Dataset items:
● ● ●

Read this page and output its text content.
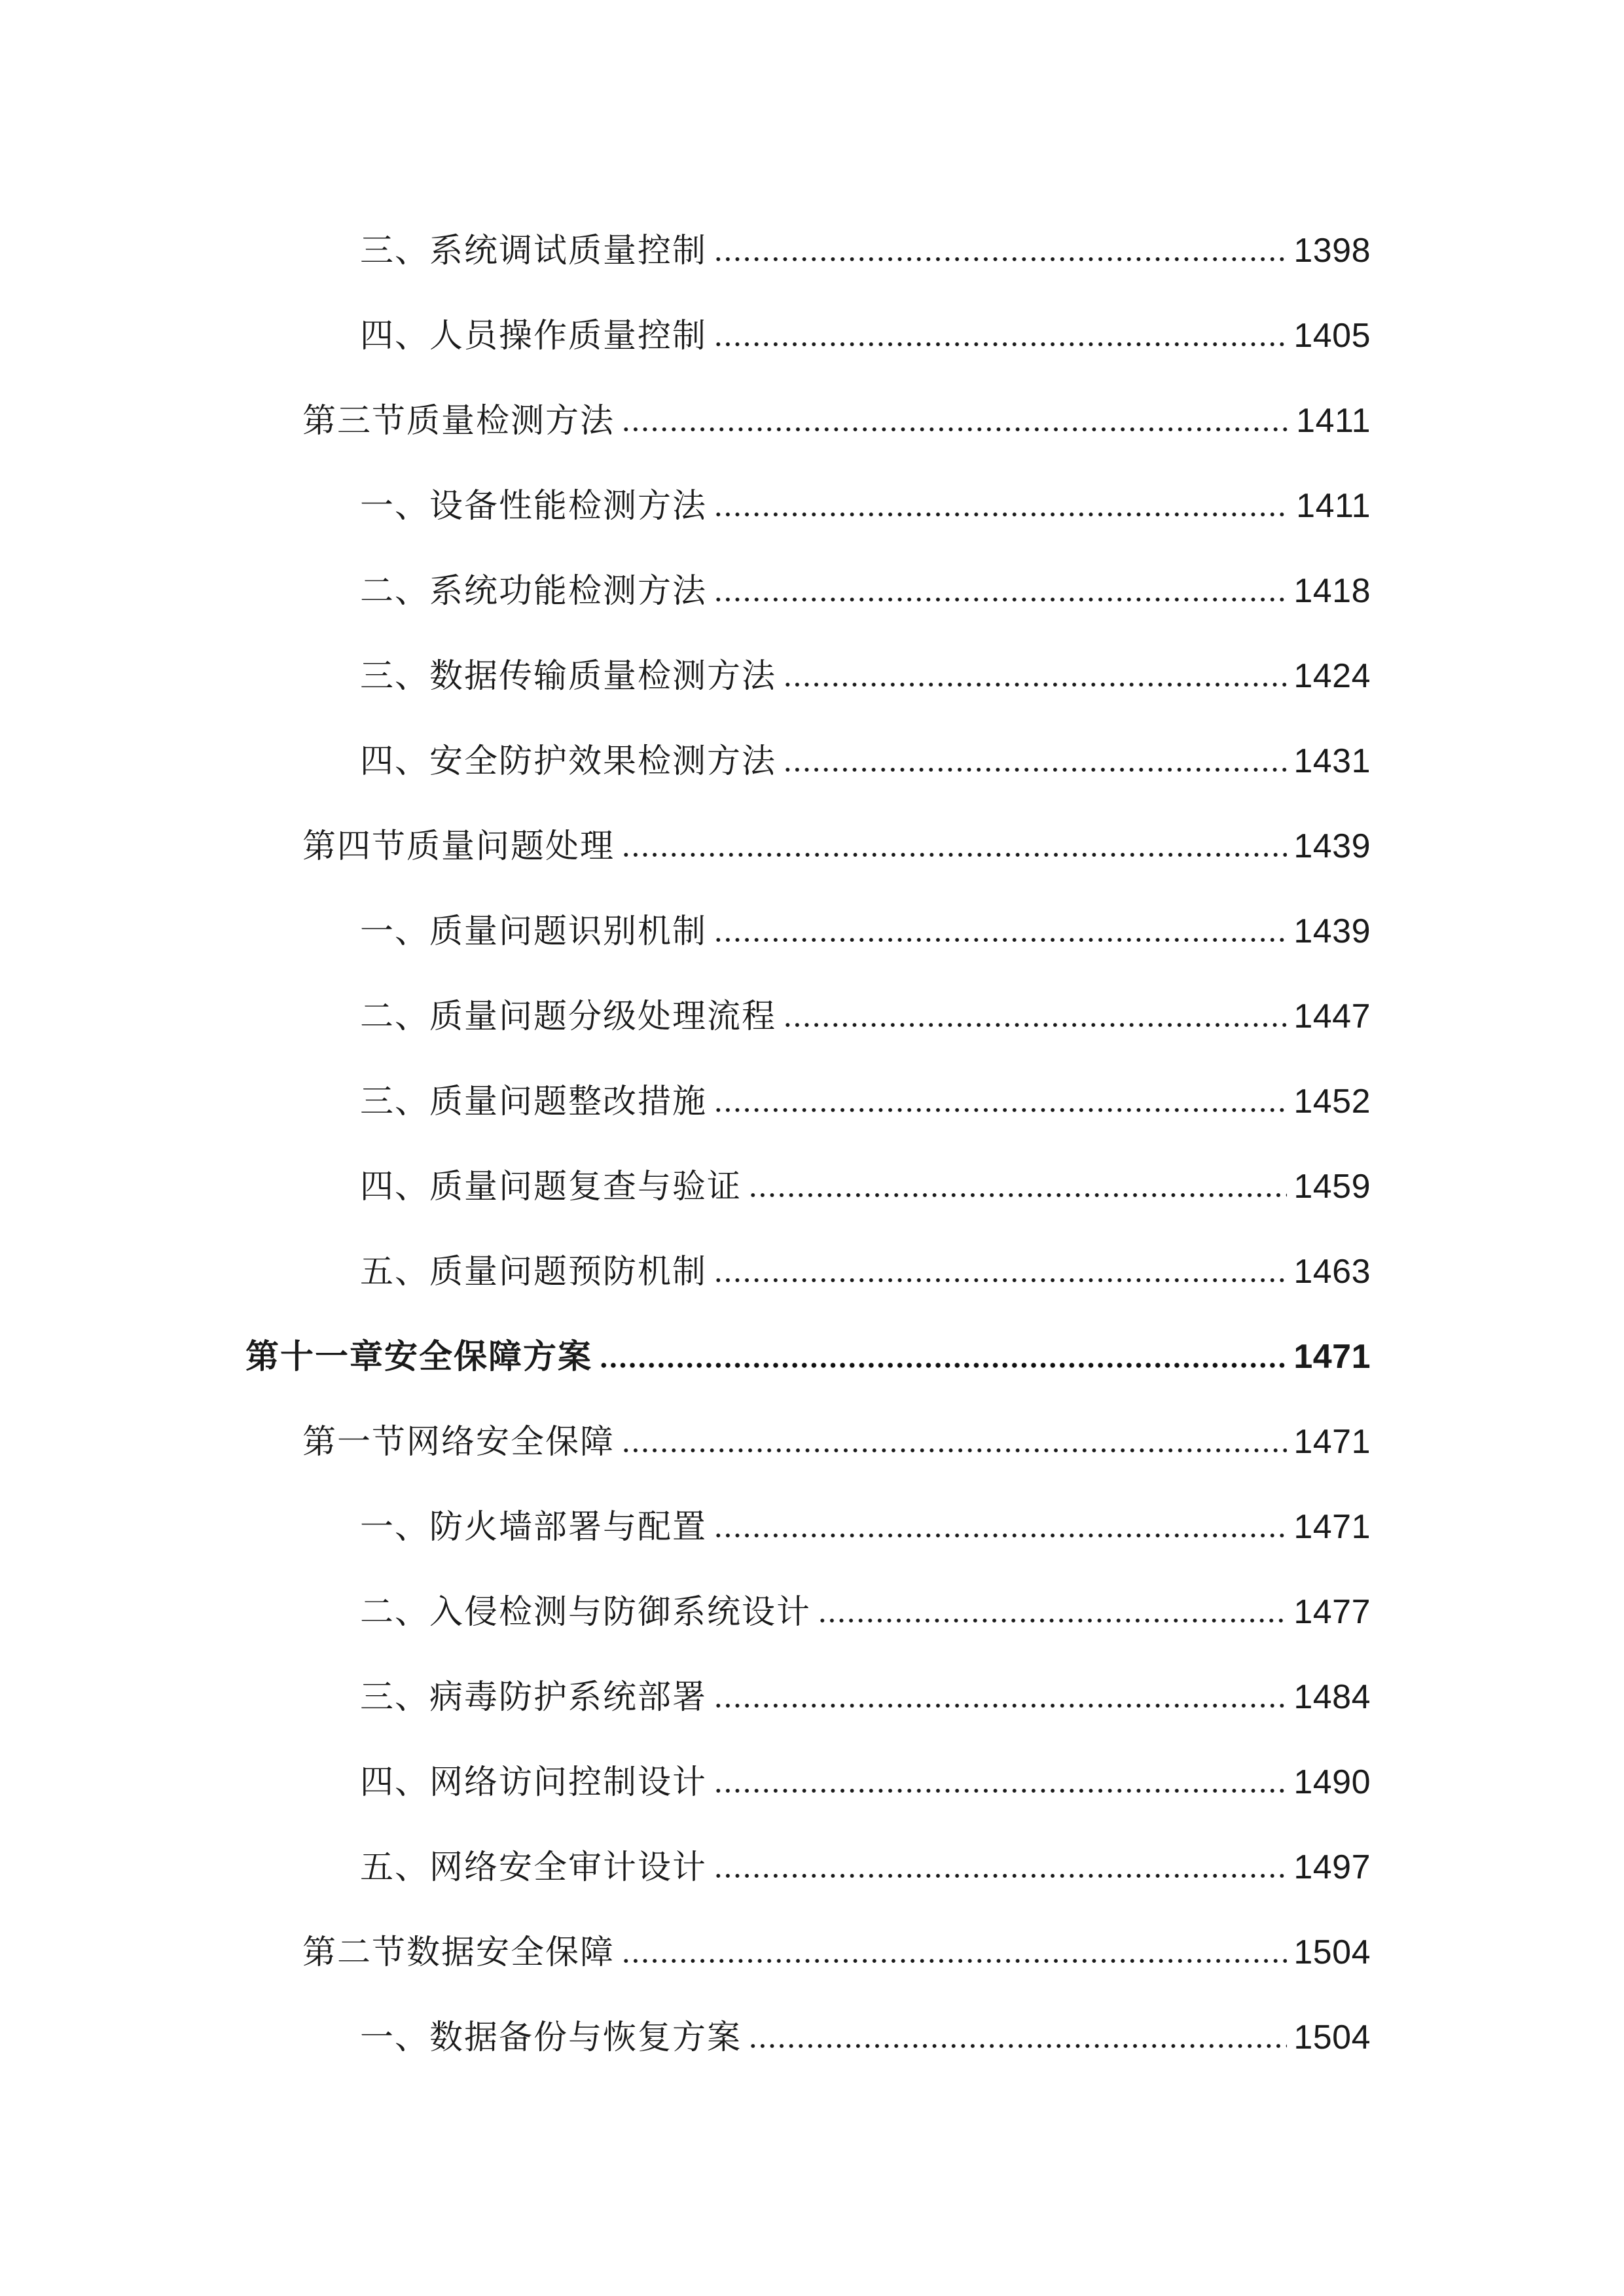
三、系统调试质量控制	1398
四、人员操作质量控制	1405
第三节质量检测方法	1411
一、设备性能检测方法	1411
二、系统功能检测方法	1418
三、数据传输质量检测方法	1424
四、安全防护效果检测方法	1431
第四节质量问题处理	1439
一、质量问题识别机制	1439
二、质量问题分级处理流程	1447
三、质量问题整改措施	1452
四、质量问题复查与验证	1459
五、质量问题预防机制	1463
第十一章安全保障方案	1471
第一节网络安全保障	1471
一、防火墙部署与配置	1471
二、入侵检测与防御系统设计	1477
三、病毒防护系统部署	1484
四、网络访问控制设计	1490
五、网络安全审计设计	1497
第二节数据安全保障	1504
一、数据备份与恢复方案	1504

● ● ●

*Given instruction*
With the pictures left out, transcribe the material exactly.

*Result for this exercise*
Read this page and output its text content.
三、系统调试质量控制	1398
四、人员操作质量控制	1405
第三节质量检测方法	1411
一、设备性能检测方法	1411
二、系统功能检测方法	1418
三、数据传输质量检测方法	1424
四、安全防护效果检测方法	1431
第四节质量问题处理	1439
一、质量问题识别机制	1439
二、质量问题分级处理流程	1447
三、质量问题整改措施	1452
四、质量问题复查与验证	1459
五、质量问题预防机制	1463
第十一章安全保障方案	1471
第一节网络安全保障	1471
一、防火墙部署与配置	1471
二、入侵检测与防御系统设计	1477
三、病毒防护系统部署	1484
四、网络访问控制设计	1490
五、网络安全审计设计	1497
第二节数据安全保障	1504
一、数据备份与恢复方案	1504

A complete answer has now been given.